- EXERCISE
Could you give these lines again with "Statistical Software" replaced by "Analytics Package" everywhere it appears, leaving everything else unchanged?

------

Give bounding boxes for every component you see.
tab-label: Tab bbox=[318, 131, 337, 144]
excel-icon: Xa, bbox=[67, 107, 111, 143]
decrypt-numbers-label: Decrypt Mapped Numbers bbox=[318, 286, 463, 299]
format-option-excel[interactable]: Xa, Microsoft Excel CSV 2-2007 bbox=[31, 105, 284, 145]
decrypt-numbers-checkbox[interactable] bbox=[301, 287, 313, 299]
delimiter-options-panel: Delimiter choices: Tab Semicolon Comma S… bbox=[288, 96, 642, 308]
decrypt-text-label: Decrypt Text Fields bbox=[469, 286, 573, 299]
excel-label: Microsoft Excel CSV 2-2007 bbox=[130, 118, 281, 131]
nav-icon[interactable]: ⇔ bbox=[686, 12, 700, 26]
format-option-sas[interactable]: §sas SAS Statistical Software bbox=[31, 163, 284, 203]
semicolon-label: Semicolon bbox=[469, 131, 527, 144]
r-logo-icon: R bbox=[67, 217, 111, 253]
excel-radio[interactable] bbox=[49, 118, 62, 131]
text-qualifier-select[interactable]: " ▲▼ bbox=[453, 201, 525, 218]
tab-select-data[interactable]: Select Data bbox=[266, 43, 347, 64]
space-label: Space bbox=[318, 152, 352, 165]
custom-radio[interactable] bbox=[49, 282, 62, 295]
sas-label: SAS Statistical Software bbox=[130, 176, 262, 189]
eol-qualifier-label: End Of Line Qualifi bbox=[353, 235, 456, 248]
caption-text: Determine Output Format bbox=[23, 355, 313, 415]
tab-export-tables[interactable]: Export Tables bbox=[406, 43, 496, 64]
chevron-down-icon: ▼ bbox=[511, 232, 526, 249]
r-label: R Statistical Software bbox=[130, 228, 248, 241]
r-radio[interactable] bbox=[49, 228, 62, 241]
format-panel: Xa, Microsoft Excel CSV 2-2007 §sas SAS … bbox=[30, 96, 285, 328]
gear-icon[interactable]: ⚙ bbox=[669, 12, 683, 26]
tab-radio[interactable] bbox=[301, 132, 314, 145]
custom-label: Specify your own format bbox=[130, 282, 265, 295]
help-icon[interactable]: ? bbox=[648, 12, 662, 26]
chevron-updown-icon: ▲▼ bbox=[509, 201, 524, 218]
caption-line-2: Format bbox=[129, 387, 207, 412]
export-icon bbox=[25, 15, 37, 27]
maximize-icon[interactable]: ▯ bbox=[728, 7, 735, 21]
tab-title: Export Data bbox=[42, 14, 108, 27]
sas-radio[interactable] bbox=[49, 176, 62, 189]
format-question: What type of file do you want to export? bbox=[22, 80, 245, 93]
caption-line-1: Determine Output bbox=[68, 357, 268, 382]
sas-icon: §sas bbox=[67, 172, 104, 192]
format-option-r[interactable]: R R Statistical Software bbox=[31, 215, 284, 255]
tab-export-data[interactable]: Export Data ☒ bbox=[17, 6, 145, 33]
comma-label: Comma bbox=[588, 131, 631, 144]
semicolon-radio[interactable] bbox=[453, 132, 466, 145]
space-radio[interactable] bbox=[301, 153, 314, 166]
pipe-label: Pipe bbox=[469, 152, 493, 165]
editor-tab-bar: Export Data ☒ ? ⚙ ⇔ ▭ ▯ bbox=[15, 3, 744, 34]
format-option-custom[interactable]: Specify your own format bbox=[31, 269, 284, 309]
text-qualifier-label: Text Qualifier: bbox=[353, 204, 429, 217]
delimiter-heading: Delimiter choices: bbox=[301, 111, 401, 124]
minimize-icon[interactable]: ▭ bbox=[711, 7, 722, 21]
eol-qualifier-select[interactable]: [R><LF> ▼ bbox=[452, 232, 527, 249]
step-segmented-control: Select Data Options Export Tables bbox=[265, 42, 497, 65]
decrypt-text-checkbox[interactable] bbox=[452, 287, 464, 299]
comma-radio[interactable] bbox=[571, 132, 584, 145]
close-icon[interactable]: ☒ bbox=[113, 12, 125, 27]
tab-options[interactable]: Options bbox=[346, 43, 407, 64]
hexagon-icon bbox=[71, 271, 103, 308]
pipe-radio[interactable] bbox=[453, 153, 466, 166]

------

- EXERCISE OUTPUT
Give bounding boxes for every component you see.
tab-label: Tab bbox=[318, 131, 337, 144]
excel-icon: Xa, bbox=[67, 107, 111, 143]
decrypt-numbers-label: Decrypt Mapped Numbers bbox=[318, 286, 463, 299]
format-option-excel[interactable]: Xa, Microsoft Excel CSV 2-2007 bbox=[31, 105, 284, 145]
decrypt-numbers-checkbox[interactable] bbox=[301, 287, 313, 299]
delimiter-options-panel: Delimiter choices: Tab Semicolon Comma S… bbox=[288, 96, 642, 308]
decrypt-text-label: Decrypt Text Fields bbox=[469, 286, 573, 299]
excel-label: Microsoft Excel CSV 2-2007 bbox=[130, 118, 281, 131]
nav-icon[interactable]: ⇔ bbox=[686, 12, 700, 26]
format-option-sas[interactable]: §sas SAS Analytics Package bbox=[31, 163, 284, 203]
semicolon-label: Semicolon bbox=[469, 131, 527, 144]
r-logo-icon: R bbox=[67, 217, 111, 253]
excel-radio[interactable] bbox=[49, 118, 62, 131]
text-qualifier-select[interactable]: " ▲▼ bbox=[453, 201, 525, 218]
tab-select-data[interactable]: Select Data bbox=[266, 43, 347, 64]
space-label: Space bbox=[318, 152, 352, 165]
custom-radio[interactable] bbox=[49, 282, 62, 295]
sas-label: SAS Analytics Package bbox=[130, 176, 262, 189]
eol-qualifier-label: End Of Line Qualifi bbox=[353, 235, 456, 248]
caption-text: Determine Output Format bbox=[23, 355, 313, 415]
tab-export-tables[interactable]: Export Tables bbox=[406, 43, 496, 64]
chevron-down-icon: ▼ bbox=[511, 232, 526, 249]
r-label: R Analytics Package bbox=[130, 228, 248, 241]
r-radio[interactable] bbox=[49, 228, 62, 241]
format-panel: Xa, Microsoft Excel CSV 2-2007 §sas SAS … bbox=[30, 96, 285, 328]
gear-icon[interactable]: ⚙ bbox=[669, 12, 683, 26]
tab-radio[interactable] bbox=[301, 132, 314, 145]
custom-label: Specify your own format bbox=[130, 282, 265, 295]
help-icon[interactable]: ? bbox=[648, 12, 662, 26]
chevron-updown-icon: ▲▼ bbox=[509, 201, 524, 218]
caption-line-2: Format bbox=[129, 387, 207, 412]
export-icon bbox=[25, 15, 37, 27]
maximize-icon[interactable]: ▯ bbox=[728, 7, 735, 21]
tab-title: Export Data bbox=[42, 14, 108, 27]
sas-radio[interactable] bbox=[49, 176, 62, 189]
format-question: What type of file do you want to export? bbox=[22, 80, 245, 93]
caption-line-1: Determine Output bbox=[68, 357, 268, 382]
sas-icon: §sas bbox=[67, 172, 104, 192]
format-option-r[interactable]: R R Analytics Package bbox=[31, 215, 284, 255]
tab-export-data[interactable]: Export Data ☒ bbox=[17, 6, 145, 33]
comma-label: Comma bbox=[588, 131, 631, 144]
semicolon-radio[interactable] bbox=[453, 132, 466, 145]
space-radio[interactable] bbox=[301, 153, 314, 166]
pipe-label: Pipe bbox=[469, 152, 493, 165]
editor-tab-bar: Export Data ☒ ? ⚙ ⇔ ▭ ▯ bbox=[15, 3, 744, 34]
format-option-custom[interactable]: Specify your own format bbox=[31, 269, 284, 309]
text-qualifier-label: Text Qualifier: bbox=[353, 204, 429, 217]
delimiter-heading: Delimiter choices: bbox=[301, 111, 401, 124]
minimize-icon[interactable]: ▭ bbox=[711, 7, 722, 21]
eol-qualifier-select[interactable]: [R><LF> ▼ bbox=[452, 232, 527, 249]
step-segmented-control: Select Data Options Export Tables bbox=[265, 42, 497, 65]
decrypt-text-checkbox[interactable] bbox=[452, 287, 464, 299]
comma-radio[interactable] bbox=[571, 132, 584, 145]
close-icon[interactable]: ☒ bbox=[113, 12, 125, 27]
tab-options[interactable]: Options bbox=[346, 43, 407, 64]
hexagon-icon bbox=[71, 271, 103, 308]
pipe-radio[interactable] bbox=[453, 153, 466, 166]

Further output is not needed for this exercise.